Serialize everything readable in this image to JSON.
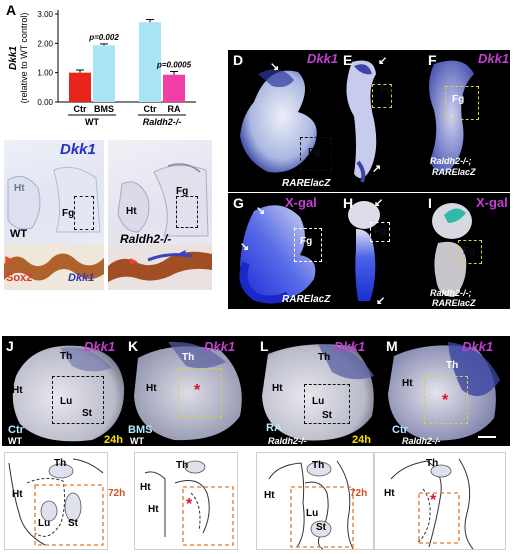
{
  "panels": {
    "A": "A",
    "B": "B",
    "C": "C",
    "D": "D",
    "E": "E",
    "F": "F",
    "G": "G",
    "H": "H",
    "I": "I",
    "J": "J",
    "K": "K",
    "L": "L",
    "M": "M"
  },
  "chart_data": {
    "type": "bar",
    "ylabel_line1": "Dkk1",
    "ylabel_line2": "(relative to WT control)",
    "ylim": [
      0,
      3
    ],
    "yticks": [
      "0.00",
      "1.00",
      "2.00",
      "3.00"
    ],
    "categories": [
      "Ctr",
      "BMS",
      "Ctr",
      "RA"
    ],
    "groups": [
      "WT",
      "Raldh2-/-"
    ],
    "values": [
      1.0,
      1.93,
      2.72,
      0.93
    ],
    "errors": [
      0.09,
      0.05,
      0.09,
      0.11
    ],
    "colors": [
      "#e8241c",
      "#a8e4f4",
      "#a8e4f4",
      "#f040a8"
    ],
    "annotations": [
      {
        "bar": 1,
        "text": "p=0.002"
      },
      {
        "bar": 3,
        "text": "p=0.0005"
      }
    ]
  },
  "labels": {
    "dkk1": "Dkk1",
    "xgal": "X-gal",
    "wt": "WT",
    "raldh": "Raldh2-/-",
    "ht": "Ht",
    "fg": "Fg",
    "sox2": "Sox2",
    "rarelacz": "RARElacZ",
    "raldh_line1": "Raldh2-/-;",
    "raldh_line2": "RARElacZ",
    "th": "Th",
    "lu": "Lu",
    "st": "St",
    "ctr": "Ctr",
    "bms": "BMS",
    "ra": "RA",
    "h24": "24h",
    "h72": "72h",
    "star": "*"
  },
  "colors": {
    "accent_magenta": "#c040d0",
    "dkk1_blue": "#2430c8",
    "star_red": "#e0102a",
    "box_orange": "#e07a2a"
  }
}
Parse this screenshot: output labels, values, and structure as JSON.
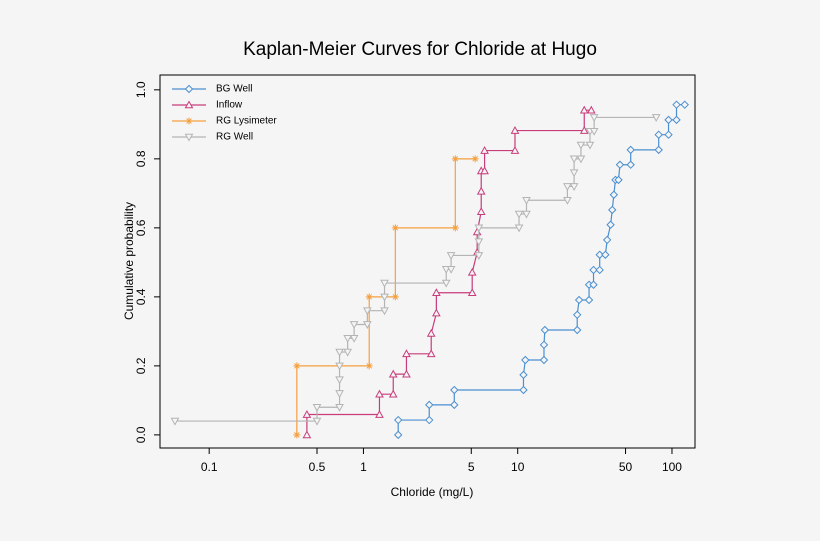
{
  "chart_data": {
    "type": "step",
    "title": "Kaplan-Meier Curves for Chloride at Hugo",
    "x_label": "Chloride (mg/L)",
    "y_label": "Cumulative probability",
    "x_scale": "log",
    "xlim": [
      0.048,
      141
    ],
    "ylim": [
      -0.038,
      1.043
    ],
    "xticks": [
      0.1,
      0.5,
      1,
      5,
      10,
      50,
      100
    ],
    "yticks": [
      {
        "value": 0,
        "label": "0.0"
      },
      0.2,
      0.4,
      0.6,
      0.8,
      {
        "value": 1,
        "label": "1.0"
      }
    ],
    "legend": "top-left",
    "series": [
      {
        "name": "BG Well",
        "color": "#4a8fd0",
        "marker": "diamond",
        "x": [
          1.68,
          1.68,
          2.67,
          2.67,
          3.88,
          3.88,
          10.9,
          10.9,
          11.2,
          14.8,
          14.8,
          15,
          24.3,
          24.3,
          25,
          29,
          29,
          31,
          31,
          34,
          34,
          37,
          38,
          40,
          41,
          42,
          43,
          45,
          46,
          54,
          54,
          82,
          82,
          95,
          95,
          107,
          107,
          121
        ],
        "values": [
          0,
          0.043,
          0.043,
          0.087,
          0.087,
          0.13,
          0.13,
          0.174,
          0.217,
          0.217,
          0.261,
          0.304,
          0.304,
          0.348,
          0.391,
          0.391,
          0.435,
          0.435,
          0.478,
          0.478,
          0.522,
          0.522,
          0.565,
          0.609,
          0.652,
          0.696,
          0.739,
          0.739,
          0.783,
          0.783,
          0.826,
          0.826,
          0.87,
          0.87,
          0.913,
          0.913,
          0.957,
          0.957
        ]
      },
      {
        "name": "Inflow",
        "color": "#c83c7c",
        "marker": "triangle-up",
        "x": [
          0.43,
          0.43,
          1.27,
          1.27,
          1.56,
          1.56,
          1.9,
          1.9,
          2.75,
          2.75,
          2.97,
          2.97,
          5.07,
          5.07,
          5.46,
          5.46,
          5.8,
          5.8,
          5.8,
          6.1,
          6.1,
          9.6,
          9.6,
          27,
          27,
          30
        ],
        "values": [
          0,
          0.059,
          0.059,
          0.118,
          0.118,
          0.176,
          0.176,
          0.235,
          0.235,
          0.294,
          0.353,
          0.412,
          0.412,
          0.471,
          0.529,
          0.588,
          0.647,
          0.706,
          0.765,
          0.765,
          0.824,
          0.824,
          0.882,
          0.882,
          0.941,
          0.941
        ]
      },
      {
        "name": "RG Lysimeter",
        "color": "#f5a040",
        "marker": "star",
        "x": [
          0.37,
          0.37,
          1.09,
          1.09,
          1.61,
          1.61,
          3.94,
          3.94,
          5.3
        ],
        "values": [
          0,
          0.2,
          0.2,
          0.4,
          0.4,
          0.6,
          0.6,
          0.8,
          0.8
        ]
      },
      {
        "name": "RG Well",
        "color": "#b4b4b4",
        "marker": "triangle-down",
        "x": [
          0.06,
          0.5,
          0.5,
          0.7,
          0.7,
          0.7,
          0.7,
          0.7,
          0.79,
          0.79,
          0.87,
          0.87,
          1.06,
          1.06,
          1.37,
          1.37,
          1.37,
          3.44,
          3.44,
          3.7,
          3.7,
          5.6,
          5.6,
          5.6,
          10.2,
          10.2,
          11.4,
          11.4,
          21,
          21,
          23.2,
          23.2,
          23.2,
          25.7,
          25.7,
          29.4,
          29.4,
          31.3,
          31.3,
          79
        ],
        "values": [
          0.04,
          0.04,
          0.08,
          0.08,
          0.12,
          0.16,
          0.2,
          0.24,
          0.24,
          0.28,
          0.28,
          0.32,
          0.32,
          0.36,
          0.36,
          0.4,
          0.44,
          0.44,
          0.48,
          0.48,
          0.52,
          0.52,
          0.56,
          0.6,
          0.6,
          0.64,
          0.64,
          0.68,
          0.68,
          0.72,
          0.72,
          0.76,
          0.8,
          0.8,
          0.84,
          0.84,
          0.88,
          0.88,
          0.92,
          0.92
        ]
      }
    ]
  }
}
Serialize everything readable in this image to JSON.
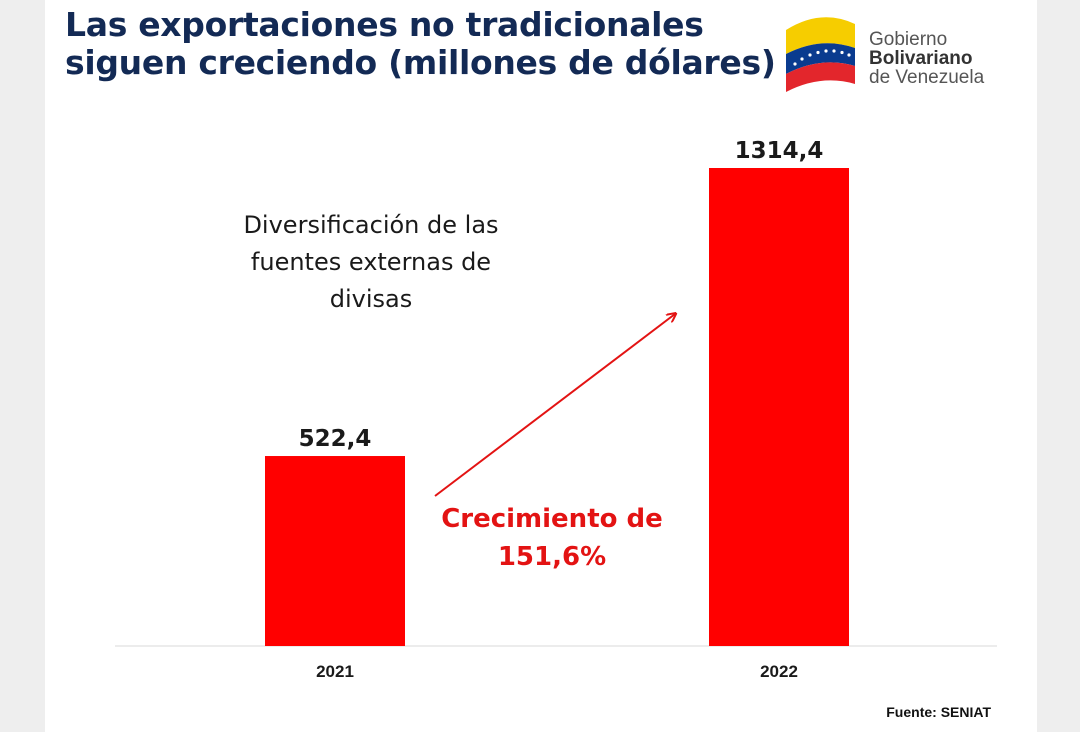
{
  "title": {
    "line1": "Las exportaciones no tradicionales",
    "line2": "siguen creciendo (millones de dólares)"
  },
  "logo": {
    "line1": "Gobierno",
    "line2": "Bolivariano",
    "line3": "de Venezuela"
  },
  "note": {
    "line1": "Diversificación de las",
    "line2": "fuentes externas de",
    "line3": "divisas"
  },
  "growth": {
    "line1": "Crecimiento de",
    "line2": "151,6%"
  },
  "source": "Fuente: SENIAT",
  "colors": {
    "title": "#132a55",
    "bar": "#ff0000",
    "growth_text": "#e31313",
    "arrow": "#e31313",
    "baseline": "#d9d9d9"
  },
  "chart_data": {
    "type": "bar",
    "title": "Las exportaciones no tradicionales siguen creciendo (millones de dólares)",
    "categories": [
      "2021",
      "2022"
    ],
    "values": [
      522.4,
      1314.4
    ],
    "data_labels": [
      "522,4",
      "1314,4"
    ],
    "xlabel": "",
    "ylabel": "",
    "ylim": [
      0,
      1314.4
    ],
    "grid": false,
    "legend": "none"
  }
}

→ Written instruction: Give an exact copy of the material, leaving out every picture.

→ Response:
Serialize everything readable in this image to JSON.
{
  "panels": {
    "A": "A",
    "B": "B",
    "C": "C",
    "D": "D",
    "E": "E",
    "F": "F",
    "G": "G",
    "H": "H",
    "I": "I",
    "J": "J",
    "K": "K",
    "L": "L",
    "M": "M"
  },
  "chart_data": {
    "type": "bar",
    "ylabel_line1": "Dkk1",
    "ylabel_line2": "(relative to WT control)",
    "ylim": [
      0,
      3
    ],
    "yticks": [
      "0.00",
      "1.00",
      "2.00",
      "3.00"
    ],
    "categories": [
      "Ctr",
      "BMS",
      "Ctr",
      "RA"
    ],
    "groups": [
      "WT",
      "Raldh2-/-"
    ],
    "values": [
      1.0,
      1.93,
      2.72,
      0.93
    ],
    "errors": [
      0.09,
      0.05,
      0.09,
      0.11
    ],
    "colors": [
      "#e8241c",
      "#a8e4f4",
      "#a8e4f4",
      "#f040a8"
    ],
    "annotations": [
      {
        "bar": 1,
        "text": "p=0.002"
      },
      {
        "bar": 3,
        "text": "p=0.0005"
      }
    ]
  },
  "labels": {
    "dkk1": "Dkk1",
    "xgal": "X-gal",
    "wt": "WT",
    "raldh": "Raldh2-/-",
    "ht": "Ht",
    "fg": "Fg",
    "sox2": "Sox2",
    "rarelacz": "RARElacZ",
    "raldh_line1": "Raldh2-/-;",
    "raldh_line2": "RARElacZ",
    "th": "Th",
    "lu": "Lu",
    "st": "St",
    "ctr": "Ctr",
    "bms": "BMS",
    "ra": "RA",
    "h24": "24h",
    "h72": "72h",
    "star": "*"
  },
  "colors": {
    "accent_magenta": "#c040d0",
    "dkk1_blue": "#2430c8",
    "star_red": "#e0102a",
    "box_orange": "#e07a2a"
  }
}
Parse this screenshot: output labels, values, and structure as JSON.
{
  "chart_data": {
    "type": "step",
    "title": "Kaplan-Meier Curves for Chloride at Hugo",
    "x_label": "Chloride (mg/L)",
    "y_label": "Cumulative probability",
    "x_scale": "log",
    "xlim": [
      0.048,
      141
    ],
    "ylim": [
      -0.038,
      1.043
    ],
    "xticks": [
      0.1,
      0.5,
      1,
      5,
      10,
      50,
      100
    ],
    "yticks": [
      {
        "value": 0,
        "label": "0.0"
      },
      0.2,
      0.4,
      0.6,
      0.8,
      {
        "value": 1,
        "label": "1.0"
      }
    ],
    "legend": "top-left",
    "series": [
      {
        "name": "BG Well",
        "color": "#4a8fd0",
        "marker": "diamond",
        "x": [
          1.68,
          1.68,
          2.67,
          2.67,
          3.88,
          3.88,
          10.9,
          10.9,
          11.2,
          14.8,
          14.8,
          15,
          24.3,
          24.3,
          25,
          29,
          29,
          31,
          31,
          34,
          34,
          37,
          38,
          40,
          41,
          42,
          43,
          45,
          46,
          54,
          54,
          82,
          82,
          95,
          95,
          107,
          107,
          121
        ],
        "values": [
          0,
          0.043,
          0.043,
          0.087,
          0.087,
          0.13,
          0.13,
          0.174,
          0.217,
          0.217,
          0.261,
          0.304,
          0.304,
          0.348,
          0.391,
          0.391,
          0.435,
          0.435,
          0.478,
          0.478,
          0.522,
          0.522,
          0.565,
          0.609,
          0.652,
          0.696,
          0.739,
          0.739,
          0.783,
          0.783,
          0.826,
          0.826,
          0.87,
          0.87,
          0.913,
          0.913,
          0.957,
          0.957
        ]
      },
      {
        "name": "Inflow",
        "color": "#c83c7c",
        "marker": "triangle-up",
        "x": [
          0.43,
          0.43,
          1.27,
          1.27,
          1.56,
          1.56,
          1.9,
          1.9,
          2.75,
          2.75,
          2.97,
          2.97,
          5.07,
          5.07,
          5.46,
          5.46,
          5.8,
          5.8,
          5.8,
          6.1,
          6.1,
          9.6,
          9.6,
          27,
          27,
          30
        ],
        "values": [
          0,
          0.059,
          0.059,
          0.118,
          0.118,
          0.176,
          0.176,
          0.235,
          0.235,
          0.294,
          0.353,
          0.412,
          0.412,
          0.471,
          0.529,
          0.588,
          0.647,
          0.706,
          0.765,
          0.765,
          0.824,
          0.824,
          0.882,
          0.882,
          0.941,
          0.941
        ]
      },
      {
        "name": "RG Lysimeter",
        "color": "#f5a040",
        "marker": "star",
        "x": [
          0.37,
          0.37,
          1.09,
          1.09,
          1.61,
          1.61,
          3.94,
          3.94,
          5.3
        ],
        "values": [
          0,
          0.2,
          0.2,
          0.4,
          0.4,
          0.6,
          0.6,
          0.8,
          0.8
        ]
      },
      {
        "name": "RG Well",
        "color": "#b4b4b4",
        "marker": "triangle-down",
        "x": [
          0.06,
          0.5,
          0.5,
          0.7,
          0.7,
          0.7,
          0.7,
          0.7,
          0.79,
          0.79,
          0.87,
          0.87,
          1.06,
          1.06,
          1.37,
          1.37,
          1.37,
          3.44,
          3.44,
          3.7,
          3.7,
          5.6,
          5.6,
          5.6,
          10.2,
          10.2,
          11.4,
          11.4,
          21,
          21,
          23.2,
          23.2,
          23.2,
          25.7,
          25.7,
          29.4,
          29.4,
          31.3,
          31.3,
          79
        ],
        "values": [
          0.04,
          0.04,
          0.08,
          0.08,
          0.12,
          0.16,
          0.2,
          0.24,
          0.24,
          0.28,
          0.28,
          0.32,
          0.32,
          0.36,
          0.36,
          0.4,
          0.44,
          0.44,
          0.48,
          0.48,
          0.52,
          0.52,
          0.56,
          0.6,
          0.6,
          0.64,
          0.64,
          0.68,
          0.68,
          0.72,
          0.72,
          0.76,
          0.8,
          0.8,
          0.84,
          0.84,
          0.88,
          0.88,
          0.92,
          0.92
        ]
      }
    ]
  }
}
Serialize everything readable in this image to JSON.
{
  "title": {
    "line1": "Las exportaciones no tradicionales",
    "line2": "siguen creciendo (millones de dólares)"
  },
  "logo": {
    "line1": "Gobierno",
    "line2": "Bolivariano",
    "line3": "de Venezuela"
  },
  "note": {
    "line1": "Diversificación de las",
    "line2": "fuentes externas de",
    "line3": "divisas"
  },
  "growth": {
    "line1": "Crecimiento de",
    "line2": "151,6%"
  },
  "source": "Fuente: SENIAT",
  "colors": {
    "title": "#132a55",
    "bar": "#ff0000",
    "growth_text": "#e31313",
    "arrow": "#e31313",
    "baseline": "#d9d9d9"
  },
  "chart_data": {
    "type": "bar",
    "title": "Las exportaciones no tradicionales siguen creciendo (millones de dólares)",
    "categories": [
      "2021",
      "2022"
    ],
    "values": [
      522.4,
      1314.4
    ],
    "data_labels": [
      "522,4",
      "1314,4"
    ],
    "xlabel": "",
    "ylabel": "",
    "ylim": [
      0,
      1314.4
    ],
    "grid": false,
    "legend": "none"
  }
}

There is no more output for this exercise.